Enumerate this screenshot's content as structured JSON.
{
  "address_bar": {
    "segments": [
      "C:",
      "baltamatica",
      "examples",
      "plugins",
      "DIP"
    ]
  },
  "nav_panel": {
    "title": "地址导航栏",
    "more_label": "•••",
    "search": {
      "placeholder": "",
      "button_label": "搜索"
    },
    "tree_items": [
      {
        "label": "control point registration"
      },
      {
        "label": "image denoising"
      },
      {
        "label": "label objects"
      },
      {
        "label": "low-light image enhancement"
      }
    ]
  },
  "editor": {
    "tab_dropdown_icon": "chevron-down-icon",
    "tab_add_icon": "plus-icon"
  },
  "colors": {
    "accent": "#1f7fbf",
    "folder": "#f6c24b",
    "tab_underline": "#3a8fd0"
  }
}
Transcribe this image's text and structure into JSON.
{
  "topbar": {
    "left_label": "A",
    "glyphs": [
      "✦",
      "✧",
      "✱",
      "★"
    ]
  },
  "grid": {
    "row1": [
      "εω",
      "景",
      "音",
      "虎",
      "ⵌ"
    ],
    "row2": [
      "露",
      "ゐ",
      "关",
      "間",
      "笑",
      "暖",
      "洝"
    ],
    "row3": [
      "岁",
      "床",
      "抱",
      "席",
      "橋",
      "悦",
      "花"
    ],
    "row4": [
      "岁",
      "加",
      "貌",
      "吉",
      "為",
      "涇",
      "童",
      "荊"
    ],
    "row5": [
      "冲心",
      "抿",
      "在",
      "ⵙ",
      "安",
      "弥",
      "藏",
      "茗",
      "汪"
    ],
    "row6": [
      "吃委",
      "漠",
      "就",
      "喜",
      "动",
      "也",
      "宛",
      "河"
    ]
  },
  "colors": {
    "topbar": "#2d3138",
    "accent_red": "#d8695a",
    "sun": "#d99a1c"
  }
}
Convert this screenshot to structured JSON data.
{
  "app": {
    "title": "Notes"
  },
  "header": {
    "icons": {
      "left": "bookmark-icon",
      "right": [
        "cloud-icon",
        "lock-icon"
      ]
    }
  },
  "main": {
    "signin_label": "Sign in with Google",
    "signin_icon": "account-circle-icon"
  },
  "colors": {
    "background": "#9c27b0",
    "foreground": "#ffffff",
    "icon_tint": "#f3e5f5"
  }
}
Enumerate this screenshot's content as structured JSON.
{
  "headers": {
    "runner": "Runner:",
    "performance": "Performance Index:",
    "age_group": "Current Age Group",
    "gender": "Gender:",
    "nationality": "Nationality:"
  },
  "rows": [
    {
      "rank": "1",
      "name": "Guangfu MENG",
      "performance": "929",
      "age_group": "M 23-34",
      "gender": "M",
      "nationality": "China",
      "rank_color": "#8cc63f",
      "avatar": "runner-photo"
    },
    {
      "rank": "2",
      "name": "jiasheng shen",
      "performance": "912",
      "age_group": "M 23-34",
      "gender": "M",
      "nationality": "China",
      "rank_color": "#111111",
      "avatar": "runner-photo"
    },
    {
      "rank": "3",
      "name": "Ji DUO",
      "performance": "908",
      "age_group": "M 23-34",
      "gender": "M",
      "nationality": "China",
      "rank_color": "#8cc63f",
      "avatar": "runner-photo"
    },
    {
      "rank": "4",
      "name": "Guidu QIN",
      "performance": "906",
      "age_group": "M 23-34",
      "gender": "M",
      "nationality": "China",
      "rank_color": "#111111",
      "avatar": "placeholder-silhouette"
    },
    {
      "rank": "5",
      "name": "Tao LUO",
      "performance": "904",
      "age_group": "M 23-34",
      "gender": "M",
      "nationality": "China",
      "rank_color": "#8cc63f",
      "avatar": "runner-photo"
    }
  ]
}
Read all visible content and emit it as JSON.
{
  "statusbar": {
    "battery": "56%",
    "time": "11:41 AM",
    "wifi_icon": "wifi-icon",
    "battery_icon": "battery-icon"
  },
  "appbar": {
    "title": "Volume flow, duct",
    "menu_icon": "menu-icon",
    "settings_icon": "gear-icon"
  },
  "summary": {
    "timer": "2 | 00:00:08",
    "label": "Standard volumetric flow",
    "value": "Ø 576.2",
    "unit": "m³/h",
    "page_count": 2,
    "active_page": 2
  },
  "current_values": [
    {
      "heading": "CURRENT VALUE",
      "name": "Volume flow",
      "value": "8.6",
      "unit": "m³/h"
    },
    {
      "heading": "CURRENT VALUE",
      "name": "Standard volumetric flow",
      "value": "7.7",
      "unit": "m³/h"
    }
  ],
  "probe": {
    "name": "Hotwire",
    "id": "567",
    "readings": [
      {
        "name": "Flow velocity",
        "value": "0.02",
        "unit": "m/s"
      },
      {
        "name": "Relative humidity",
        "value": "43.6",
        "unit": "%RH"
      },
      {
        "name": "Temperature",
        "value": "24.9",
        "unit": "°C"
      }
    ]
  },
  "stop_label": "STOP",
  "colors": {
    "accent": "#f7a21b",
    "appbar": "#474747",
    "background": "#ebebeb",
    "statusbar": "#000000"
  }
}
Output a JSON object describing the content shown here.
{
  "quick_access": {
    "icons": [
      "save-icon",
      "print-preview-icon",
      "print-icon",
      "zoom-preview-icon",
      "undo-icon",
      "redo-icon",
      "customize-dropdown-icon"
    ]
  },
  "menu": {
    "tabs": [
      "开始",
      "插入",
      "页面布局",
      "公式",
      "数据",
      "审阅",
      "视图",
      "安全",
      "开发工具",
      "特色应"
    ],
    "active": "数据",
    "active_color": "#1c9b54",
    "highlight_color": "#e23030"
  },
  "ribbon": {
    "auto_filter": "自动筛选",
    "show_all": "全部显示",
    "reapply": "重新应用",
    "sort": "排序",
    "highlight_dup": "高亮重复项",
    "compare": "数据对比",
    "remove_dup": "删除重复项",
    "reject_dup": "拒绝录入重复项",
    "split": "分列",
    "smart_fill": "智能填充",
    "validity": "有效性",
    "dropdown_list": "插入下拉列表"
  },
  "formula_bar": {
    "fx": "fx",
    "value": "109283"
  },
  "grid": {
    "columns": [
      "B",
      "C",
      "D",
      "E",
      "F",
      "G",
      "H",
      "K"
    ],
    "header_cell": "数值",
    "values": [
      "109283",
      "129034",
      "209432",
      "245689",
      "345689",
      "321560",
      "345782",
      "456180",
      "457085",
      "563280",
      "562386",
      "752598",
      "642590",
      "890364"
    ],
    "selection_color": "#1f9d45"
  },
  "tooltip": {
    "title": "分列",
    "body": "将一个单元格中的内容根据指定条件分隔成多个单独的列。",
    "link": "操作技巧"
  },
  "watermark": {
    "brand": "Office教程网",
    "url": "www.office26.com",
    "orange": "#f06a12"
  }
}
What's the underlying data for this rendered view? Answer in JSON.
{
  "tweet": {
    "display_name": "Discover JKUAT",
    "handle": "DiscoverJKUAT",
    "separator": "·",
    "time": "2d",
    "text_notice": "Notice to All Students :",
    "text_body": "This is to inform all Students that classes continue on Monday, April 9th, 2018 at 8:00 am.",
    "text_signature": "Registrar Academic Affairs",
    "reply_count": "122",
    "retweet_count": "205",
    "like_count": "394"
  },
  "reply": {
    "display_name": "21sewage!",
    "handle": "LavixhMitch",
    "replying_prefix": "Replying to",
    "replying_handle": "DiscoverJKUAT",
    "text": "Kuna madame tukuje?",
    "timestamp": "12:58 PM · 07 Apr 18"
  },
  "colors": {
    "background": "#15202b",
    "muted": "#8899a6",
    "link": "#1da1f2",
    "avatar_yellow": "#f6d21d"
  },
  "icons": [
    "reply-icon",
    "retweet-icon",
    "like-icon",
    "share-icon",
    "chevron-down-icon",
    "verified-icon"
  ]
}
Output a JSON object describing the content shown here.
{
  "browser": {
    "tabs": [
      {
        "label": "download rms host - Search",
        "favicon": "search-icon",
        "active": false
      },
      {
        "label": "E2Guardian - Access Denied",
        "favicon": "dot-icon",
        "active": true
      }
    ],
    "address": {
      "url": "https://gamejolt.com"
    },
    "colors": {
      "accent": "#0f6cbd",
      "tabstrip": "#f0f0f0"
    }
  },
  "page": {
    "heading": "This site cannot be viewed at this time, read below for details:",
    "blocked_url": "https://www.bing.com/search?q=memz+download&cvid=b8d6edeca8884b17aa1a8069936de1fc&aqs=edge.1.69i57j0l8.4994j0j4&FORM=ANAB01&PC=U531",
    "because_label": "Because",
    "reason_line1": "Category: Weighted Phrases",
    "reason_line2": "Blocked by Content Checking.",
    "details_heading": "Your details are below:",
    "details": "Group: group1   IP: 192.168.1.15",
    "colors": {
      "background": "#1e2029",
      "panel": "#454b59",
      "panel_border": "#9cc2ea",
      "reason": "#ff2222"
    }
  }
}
:::::
Every line that holds the string "data" should be returned.

Convert this screenshot to structured JSON data.
What's the underlying data for this rendered view? Answer in JSON.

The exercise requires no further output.